REQUIRED WORK
Copy out, unchanged, every line from the start of the data entries up to and including the line with "explorer-close-icon[interactable]: ✕: [828, 4, 840, 20]".

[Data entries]
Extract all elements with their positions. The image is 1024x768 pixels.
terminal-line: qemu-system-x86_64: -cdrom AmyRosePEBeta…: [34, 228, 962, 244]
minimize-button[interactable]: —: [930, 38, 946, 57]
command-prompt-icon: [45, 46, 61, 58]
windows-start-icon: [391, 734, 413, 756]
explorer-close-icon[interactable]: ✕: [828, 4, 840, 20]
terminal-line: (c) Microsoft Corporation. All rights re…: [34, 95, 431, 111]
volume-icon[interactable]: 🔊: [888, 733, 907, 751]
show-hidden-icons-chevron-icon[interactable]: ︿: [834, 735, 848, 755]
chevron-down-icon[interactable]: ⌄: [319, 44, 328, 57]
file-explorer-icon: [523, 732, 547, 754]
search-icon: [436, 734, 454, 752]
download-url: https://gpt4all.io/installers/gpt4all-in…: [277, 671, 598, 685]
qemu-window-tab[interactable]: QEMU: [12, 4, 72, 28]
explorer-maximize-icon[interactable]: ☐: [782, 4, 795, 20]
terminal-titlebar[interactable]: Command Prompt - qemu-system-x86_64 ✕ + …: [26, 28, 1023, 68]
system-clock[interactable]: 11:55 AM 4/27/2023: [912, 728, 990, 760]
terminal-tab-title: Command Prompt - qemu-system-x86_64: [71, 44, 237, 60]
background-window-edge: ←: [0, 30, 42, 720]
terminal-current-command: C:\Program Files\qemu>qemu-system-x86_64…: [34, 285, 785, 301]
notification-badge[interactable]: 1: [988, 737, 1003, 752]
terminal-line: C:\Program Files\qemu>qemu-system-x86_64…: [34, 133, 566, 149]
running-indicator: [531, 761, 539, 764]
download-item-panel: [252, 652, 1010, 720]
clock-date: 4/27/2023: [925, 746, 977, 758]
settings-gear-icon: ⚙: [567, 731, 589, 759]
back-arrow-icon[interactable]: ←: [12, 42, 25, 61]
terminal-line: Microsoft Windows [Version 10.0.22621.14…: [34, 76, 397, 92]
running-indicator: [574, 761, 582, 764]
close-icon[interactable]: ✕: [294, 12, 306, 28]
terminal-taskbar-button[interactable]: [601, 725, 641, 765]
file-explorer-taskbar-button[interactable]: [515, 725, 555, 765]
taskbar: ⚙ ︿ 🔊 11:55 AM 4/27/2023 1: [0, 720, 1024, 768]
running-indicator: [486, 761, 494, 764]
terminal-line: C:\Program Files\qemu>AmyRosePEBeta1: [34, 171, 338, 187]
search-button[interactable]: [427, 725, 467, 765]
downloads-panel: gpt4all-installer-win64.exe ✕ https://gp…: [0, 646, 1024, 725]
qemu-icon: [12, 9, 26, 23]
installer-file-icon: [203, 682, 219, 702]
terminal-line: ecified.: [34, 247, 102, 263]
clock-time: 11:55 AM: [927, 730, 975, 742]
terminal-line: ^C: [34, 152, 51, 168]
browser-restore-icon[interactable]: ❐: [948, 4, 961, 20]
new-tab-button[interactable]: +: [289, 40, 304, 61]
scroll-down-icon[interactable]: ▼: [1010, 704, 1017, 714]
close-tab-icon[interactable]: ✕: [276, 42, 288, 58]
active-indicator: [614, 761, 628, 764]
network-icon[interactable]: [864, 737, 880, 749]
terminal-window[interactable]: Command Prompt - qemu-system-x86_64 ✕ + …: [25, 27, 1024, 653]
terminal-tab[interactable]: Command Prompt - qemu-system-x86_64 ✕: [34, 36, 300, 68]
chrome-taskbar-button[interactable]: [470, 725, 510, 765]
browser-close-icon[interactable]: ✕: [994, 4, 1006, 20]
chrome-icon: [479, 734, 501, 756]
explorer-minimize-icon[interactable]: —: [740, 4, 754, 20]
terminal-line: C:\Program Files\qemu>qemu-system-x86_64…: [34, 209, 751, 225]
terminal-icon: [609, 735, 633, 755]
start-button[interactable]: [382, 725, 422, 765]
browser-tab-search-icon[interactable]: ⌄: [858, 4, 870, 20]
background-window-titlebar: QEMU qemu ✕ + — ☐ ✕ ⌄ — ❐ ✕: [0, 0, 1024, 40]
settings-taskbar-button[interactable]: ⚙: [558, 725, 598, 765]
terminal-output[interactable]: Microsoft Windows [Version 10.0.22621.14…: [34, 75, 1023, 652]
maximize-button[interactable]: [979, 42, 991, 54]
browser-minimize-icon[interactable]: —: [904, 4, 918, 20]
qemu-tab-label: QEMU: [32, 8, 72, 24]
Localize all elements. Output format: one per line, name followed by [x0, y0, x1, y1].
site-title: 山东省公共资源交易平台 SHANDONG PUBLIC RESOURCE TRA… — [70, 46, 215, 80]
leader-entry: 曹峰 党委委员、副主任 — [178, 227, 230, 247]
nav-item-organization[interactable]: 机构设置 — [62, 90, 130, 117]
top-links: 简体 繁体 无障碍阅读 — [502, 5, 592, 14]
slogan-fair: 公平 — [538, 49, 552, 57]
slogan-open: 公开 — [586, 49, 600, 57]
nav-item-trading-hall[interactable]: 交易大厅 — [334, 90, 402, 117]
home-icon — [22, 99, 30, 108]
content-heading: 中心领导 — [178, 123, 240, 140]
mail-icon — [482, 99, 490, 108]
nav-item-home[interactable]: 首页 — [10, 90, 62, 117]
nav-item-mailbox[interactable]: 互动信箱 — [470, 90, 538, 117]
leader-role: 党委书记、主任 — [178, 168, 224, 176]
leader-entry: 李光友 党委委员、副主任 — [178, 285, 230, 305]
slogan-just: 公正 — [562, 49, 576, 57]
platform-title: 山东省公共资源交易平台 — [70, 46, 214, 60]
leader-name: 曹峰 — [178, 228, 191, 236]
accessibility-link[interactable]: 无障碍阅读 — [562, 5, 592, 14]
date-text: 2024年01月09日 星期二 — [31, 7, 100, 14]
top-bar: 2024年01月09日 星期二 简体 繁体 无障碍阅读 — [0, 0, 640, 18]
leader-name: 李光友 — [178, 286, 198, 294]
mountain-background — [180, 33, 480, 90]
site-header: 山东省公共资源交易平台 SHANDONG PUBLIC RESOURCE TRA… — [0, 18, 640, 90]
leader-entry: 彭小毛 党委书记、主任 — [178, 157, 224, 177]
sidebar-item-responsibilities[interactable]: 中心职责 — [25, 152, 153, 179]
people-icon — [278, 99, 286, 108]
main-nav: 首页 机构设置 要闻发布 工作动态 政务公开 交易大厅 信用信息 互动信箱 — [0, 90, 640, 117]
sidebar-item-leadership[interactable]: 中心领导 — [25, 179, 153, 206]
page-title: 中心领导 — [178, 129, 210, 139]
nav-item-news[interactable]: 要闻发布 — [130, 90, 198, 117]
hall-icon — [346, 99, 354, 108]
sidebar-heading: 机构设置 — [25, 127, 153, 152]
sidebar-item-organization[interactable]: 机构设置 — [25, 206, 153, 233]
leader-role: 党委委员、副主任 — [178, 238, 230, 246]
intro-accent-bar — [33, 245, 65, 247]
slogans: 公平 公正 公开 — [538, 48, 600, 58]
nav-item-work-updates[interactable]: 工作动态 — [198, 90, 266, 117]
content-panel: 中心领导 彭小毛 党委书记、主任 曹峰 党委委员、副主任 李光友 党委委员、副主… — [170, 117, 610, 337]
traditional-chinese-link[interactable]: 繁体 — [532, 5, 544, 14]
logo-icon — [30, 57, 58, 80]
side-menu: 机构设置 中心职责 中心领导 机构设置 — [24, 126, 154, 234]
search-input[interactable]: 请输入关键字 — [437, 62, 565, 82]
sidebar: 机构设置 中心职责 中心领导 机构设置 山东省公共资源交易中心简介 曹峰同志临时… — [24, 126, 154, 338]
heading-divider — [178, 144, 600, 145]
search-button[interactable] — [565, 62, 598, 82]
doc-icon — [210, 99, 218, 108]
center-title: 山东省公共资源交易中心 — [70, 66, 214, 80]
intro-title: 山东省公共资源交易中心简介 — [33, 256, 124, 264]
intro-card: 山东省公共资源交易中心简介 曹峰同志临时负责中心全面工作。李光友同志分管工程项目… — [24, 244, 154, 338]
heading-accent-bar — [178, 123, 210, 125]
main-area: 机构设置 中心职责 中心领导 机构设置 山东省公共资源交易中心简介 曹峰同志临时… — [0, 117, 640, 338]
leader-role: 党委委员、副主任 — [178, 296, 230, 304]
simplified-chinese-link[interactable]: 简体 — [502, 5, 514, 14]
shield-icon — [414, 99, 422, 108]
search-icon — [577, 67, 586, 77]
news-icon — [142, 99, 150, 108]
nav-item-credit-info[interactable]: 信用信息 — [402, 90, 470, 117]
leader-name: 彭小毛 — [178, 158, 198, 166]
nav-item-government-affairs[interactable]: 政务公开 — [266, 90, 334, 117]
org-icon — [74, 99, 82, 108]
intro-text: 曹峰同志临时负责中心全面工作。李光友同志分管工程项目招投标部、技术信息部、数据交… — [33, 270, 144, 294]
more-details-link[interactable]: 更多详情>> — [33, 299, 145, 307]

EXERCISE ANSWER
Extract all elements with their positions. The image is 1024x768 pixels.
terminal-line: qemu-system-x86_64: -cdrom AmyRosePEBeta…: [34, 228, 962, 244]
minimize-button[interactable]: —: [930, 38, 946, 57]
command-prompt-icon: [45, 46, 61, 58]
windows-start-icon: [391, 734, 413, 756]
explorer-close-icon[interactable]: ✕: [828, 4, 840, 20]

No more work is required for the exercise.